### Exercise material
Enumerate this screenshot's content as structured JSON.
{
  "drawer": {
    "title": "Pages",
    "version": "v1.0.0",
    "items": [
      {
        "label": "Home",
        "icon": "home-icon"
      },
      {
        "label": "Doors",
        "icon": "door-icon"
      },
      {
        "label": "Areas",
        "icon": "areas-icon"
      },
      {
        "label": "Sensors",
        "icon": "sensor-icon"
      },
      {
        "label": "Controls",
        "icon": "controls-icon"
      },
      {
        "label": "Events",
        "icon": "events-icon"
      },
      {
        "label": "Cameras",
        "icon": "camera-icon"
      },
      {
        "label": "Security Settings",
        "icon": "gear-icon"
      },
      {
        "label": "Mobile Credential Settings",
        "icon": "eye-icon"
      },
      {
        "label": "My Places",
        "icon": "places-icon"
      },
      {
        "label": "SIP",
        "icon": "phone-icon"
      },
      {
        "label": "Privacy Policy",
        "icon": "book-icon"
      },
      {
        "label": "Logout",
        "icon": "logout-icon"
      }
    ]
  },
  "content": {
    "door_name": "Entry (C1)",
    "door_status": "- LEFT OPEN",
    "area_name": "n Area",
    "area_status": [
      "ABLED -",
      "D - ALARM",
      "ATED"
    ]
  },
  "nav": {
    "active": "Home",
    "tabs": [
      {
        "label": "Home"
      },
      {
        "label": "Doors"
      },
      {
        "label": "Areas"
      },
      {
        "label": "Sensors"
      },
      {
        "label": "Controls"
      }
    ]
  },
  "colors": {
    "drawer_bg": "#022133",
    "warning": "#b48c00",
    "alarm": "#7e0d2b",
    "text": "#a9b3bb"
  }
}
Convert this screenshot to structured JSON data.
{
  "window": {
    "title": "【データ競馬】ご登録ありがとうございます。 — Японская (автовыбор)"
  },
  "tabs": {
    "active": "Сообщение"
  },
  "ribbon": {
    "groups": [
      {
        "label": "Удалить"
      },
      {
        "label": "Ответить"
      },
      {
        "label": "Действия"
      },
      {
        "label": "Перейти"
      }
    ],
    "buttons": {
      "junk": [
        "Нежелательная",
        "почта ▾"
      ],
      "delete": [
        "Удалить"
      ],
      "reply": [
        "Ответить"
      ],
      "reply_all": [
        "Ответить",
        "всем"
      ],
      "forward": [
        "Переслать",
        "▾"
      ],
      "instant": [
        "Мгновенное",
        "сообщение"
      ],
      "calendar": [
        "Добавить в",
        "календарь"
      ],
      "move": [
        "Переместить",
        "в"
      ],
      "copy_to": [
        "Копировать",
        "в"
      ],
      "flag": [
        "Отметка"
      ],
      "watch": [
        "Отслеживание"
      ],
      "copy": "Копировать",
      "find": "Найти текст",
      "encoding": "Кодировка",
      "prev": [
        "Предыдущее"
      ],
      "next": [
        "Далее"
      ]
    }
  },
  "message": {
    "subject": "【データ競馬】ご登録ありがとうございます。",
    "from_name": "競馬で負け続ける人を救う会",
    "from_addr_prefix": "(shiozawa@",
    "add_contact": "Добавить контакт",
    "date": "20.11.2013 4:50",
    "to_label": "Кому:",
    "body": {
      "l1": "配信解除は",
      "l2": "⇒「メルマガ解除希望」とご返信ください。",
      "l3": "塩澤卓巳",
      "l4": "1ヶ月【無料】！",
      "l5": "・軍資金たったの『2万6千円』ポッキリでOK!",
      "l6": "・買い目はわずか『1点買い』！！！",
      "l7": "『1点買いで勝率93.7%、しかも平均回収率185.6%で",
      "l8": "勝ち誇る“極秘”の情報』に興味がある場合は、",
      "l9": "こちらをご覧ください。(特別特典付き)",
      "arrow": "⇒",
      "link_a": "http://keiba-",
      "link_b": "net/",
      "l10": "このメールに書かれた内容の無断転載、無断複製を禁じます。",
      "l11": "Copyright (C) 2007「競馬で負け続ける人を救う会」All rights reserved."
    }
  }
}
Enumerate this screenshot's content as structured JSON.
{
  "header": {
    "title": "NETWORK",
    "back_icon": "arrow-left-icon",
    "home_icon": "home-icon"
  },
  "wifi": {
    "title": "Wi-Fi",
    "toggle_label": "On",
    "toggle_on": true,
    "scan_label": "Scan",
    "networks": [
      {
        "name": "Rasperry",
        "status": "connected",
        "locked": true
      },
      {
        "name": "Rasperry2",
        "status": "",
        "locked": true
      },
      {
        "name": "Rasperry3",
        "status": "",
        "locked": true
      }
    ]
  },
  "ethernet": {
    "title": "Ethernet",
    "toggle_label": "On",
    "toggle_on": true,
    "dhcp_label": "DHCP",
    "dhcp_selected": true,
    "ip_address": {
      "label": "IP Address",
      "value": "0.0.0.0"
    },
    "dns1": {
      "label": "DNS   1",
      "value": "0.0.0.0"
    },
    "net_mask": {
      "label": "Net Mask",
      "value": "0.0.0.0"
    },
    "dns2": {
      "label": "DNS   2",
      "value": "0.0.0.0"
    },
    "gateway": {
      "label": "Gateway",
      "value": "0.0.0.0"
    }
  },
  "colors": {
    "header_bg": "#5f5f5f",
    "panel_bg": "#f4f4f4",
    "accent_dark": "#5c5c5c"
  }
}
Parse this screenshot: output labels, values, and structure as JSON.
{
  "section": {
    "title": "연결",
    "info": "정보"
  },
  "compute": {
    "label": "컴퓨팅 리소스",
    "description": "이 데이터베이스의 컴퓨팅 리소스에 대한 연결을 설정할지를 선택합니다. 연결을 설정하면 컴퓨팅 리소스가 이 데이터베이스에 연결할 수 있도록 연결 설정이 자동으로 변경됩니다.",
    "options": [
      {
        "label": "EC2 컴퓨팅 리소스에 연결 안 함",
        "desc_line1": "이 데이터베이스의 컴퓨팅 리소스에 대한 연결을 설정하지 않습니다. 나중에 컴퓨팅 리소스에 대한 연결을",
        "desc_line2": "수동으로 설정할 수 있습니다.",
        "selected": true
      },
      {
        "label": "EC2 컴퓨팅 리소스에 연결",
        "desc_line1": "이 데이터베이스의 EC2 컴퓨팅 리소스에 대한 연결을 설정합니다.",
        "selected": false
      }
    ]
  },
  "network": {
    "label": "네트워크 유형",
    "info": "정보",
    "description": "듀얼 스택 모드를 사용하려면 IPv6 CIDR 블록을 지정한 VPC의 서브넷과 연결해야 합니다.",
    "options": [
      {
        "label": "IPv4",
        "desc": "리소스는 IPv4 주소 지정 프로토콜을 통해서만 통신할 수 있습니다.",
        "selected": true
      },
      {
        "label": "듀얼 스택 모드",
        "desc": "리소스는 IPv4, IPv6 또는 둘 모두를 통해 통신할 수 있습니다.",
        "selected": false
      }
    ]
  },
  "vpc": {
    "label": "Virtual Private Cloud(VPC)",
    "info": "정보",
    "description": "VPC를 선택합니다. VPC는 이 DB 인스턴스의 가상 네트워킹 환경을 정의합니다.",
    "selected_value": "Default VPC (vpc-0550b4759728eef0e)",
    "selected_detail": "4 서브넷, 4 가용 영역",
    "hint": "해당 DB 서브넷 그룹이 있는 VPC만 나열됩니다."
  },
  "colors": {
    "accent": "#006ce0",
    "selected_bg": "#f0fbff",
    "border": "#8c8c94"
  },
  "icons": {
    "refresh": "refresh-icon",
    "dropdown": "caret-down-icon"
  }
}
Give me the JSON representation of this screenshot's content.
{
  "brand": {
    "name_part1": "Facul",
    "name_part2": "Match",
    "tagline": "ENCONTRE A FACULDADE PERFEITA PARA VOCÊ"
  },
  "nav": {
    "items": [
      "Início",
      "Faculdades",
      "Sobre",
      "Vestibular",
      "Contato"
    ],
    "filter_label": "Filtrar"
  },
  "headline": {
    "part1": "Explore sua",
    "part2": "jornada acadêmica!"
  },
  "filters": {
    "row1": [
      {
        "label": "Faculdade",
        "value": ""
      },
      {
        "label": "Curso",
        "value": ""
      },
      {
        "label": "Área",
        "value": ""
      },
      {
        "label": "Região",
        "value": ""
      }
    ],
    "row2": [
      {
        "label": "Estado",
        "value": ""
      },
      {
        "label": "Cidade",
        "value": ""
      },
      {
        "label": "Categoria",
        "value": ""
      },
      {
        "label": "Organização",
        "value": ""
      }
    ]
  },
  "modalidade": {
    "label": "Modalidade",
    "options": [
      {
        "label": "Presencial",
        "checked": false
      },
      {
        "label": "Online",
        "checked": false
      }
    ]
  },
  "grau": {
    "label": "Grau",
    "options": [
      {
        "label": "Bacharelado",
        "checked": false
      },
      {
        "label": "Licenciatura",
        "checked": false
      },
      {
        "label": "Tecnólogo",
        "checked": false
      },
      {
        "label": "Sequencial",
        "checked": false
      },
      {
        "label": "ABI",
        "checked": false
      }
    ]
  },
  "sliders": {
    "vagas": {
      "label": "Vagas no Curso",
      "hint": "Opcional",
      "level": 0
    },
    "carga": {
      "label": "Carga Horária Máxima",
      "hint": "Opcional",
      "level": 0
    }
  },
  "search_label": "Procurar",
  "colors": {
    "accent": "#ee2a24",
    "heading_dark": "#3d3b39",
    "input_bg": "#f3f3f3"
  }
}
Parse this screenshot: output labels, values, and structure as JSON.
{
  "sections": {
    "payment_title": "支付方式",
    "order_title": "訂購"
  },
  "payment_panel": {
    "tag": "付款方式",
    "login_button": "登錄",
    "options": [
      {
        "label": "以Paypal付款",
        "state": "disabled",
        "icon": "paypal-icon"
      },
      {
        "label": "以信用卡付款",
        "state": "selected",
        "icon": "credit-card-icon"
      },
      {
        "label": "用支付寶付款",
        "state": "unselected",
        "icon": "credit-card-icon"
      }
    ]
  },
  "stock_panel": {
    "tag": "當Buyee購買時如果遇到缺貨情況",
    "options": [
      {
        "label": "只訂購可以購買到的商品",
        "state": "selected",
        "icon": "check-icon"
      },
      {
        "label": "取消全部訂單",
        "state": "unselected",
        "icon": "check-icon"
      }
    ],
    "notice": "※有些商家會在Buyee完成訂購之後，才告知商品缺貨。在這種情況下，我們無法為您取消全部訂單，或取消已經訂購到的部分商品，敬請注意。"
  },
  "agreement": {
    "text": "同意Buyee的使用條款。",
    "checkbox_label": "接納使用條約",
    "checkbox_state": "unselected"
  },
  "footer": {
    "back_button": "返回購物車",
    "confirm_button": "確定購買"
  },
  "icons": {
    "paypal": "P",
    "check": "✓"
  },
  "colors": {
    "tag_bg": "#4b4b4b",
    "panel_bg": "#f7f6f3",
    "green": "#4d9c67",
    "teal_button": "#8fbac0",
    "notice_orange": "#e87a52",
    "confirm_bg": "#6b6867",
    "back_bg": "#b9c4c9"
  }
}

### Exercise aim
Scan the data for the word "리소스는" and copy every line where it shows up.

### Written solution
        "desc": "리소스는 IPv4 주소 지정 프로토콜을 통해서만 통신할 수 있습니다.",
        "desc": "리소스는 IPv4, IPv6 또는 둘 모두를 통해 통신할 수 있습니다.",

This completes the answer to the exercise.